## Goal
Pull out every line below that holds the word "trang".
--------------------
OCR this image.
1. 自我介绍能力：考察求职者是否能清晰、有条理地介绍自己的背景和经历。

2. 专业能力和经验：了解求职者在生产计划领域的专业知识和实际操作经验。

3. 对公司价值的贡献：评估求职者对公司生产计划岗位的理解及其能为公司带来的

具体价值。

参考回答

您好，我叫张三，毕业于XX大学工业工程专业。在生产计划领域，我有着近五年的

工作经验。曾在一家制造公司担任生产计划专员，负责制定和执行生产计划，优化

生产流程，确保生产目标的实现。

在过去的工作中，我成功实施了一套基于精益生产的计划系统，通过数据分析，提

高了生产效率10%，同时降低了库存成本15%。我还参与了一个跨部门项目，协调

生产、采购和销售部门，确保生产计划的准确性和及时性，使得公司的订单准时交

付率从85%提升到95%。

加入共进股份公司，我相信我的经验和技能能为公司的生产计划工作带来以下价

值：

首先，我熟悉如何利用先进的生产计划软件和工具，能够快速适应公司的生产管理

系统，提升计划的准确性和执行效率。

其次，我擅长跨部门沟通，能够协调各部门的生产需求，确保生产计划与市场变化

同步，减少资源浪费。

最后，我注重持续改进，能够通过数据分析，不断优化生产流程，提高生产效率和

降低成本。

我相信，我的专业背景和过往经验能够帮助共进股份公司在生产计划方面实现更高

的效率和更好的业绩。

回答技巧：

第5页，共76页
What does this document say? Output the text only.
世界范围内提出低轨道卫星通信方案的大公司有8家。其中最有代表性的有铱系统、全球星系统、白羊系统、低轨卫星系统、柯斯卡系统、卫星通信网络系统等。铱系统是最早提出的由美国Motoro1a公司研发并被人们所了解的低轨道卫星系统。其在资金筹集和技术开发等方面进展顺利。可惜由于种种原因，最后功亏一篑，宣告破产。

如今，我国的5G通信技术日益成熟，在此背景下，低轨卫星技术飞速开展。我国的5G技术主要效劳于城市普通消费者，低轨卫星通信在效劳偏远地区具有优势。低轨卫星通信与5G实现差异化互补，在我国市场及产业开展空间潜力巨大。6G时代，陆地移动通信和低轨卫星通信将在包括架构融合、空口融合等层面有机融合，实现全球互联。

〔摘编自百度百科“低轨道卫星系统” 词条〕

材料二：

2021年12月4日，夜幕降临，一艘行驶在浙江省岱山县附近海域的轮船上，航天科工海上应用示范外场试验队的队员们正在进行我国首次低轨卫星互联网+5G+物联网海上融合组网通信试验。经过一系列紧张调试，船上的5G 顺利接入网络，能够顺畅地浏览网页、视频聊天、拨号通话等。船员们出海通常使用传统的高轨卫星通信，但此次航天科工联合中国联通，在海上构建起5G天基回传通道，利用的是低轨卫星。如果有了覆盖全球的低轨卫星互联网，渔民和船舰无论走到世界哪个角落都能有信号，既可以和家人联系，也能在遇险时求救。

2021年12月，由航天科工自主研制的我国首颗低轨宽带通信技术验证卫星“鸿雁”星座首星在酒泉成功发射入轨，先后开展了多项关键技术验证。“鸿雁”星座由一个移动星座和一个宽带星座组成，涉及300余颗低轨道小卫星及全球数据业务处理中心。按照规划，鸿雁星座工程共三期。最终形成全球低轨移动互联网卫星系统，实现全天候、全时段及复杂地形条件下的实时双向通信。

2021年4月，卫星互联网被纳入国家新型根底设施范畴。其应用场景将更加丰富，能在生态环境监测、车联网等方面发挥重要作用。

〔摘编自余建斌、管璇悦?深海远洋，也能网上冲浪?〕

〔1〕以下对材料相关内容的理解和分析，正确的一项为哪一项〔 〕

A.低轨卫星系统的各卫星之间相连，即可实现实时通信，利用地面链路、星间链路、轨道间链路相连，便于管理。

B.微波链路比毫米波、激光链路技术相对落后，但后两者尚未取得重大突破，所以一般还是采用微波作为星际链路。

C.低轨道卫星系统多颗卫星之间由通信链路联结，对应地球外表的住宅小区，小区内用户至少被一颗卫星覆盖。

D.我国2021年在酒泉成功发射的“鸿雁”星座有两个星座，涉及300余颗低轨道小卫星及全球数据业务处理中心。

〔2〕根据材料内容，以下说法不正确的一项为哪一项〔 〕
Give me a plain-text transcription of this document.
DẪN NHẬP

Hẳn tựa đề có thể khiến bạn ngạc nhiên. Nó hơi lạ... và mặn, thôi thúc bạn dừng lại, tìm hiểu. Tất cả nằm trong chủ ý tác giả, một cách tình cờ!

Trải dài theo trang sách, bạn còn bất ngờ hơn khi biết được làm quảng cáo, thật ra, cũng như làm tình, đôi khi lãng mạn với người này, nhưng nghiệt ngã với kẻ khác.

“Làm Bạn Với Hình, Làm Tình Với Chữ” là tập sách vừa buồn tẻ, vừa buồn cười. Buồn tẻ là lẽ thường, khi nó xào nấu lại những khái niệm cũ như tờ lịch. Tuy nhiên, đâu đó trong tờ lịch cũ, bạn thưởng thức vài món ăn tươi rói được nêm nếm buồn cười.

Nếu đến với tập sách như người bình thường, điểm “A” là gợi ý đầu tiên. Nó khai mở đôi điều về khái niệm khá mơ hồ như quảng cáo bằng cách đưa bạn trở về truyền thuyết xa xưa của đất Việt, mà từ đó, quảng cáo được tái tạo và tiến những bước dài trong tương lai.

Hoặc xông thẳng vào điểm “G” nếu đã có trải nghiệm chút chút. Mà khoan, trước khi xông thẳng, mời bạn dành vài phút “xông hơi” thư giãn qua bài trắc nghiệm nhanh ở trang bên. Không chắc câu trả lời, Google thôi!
--------------------
## Solution to the exercise
Trải dài theo trang sách, bạn còn bất ngờ hơn khi biết được làm quảng cáo, thật ra, cũng như làm tình, đôi khi lãng mạn với người này, nhưng nghiệt ngã với kẻ khác.
Hoặc xông thẳng vào điểm “G” nếu đã có trải nghiệm chút chút. Mà khoan, trước khi xông thẳng, mời bạn dành vài phút “xông hơi” thư giãn qua bài trắc nghiệm nhanh ở trang bên. Không chắc câu trả lời, Google thôi!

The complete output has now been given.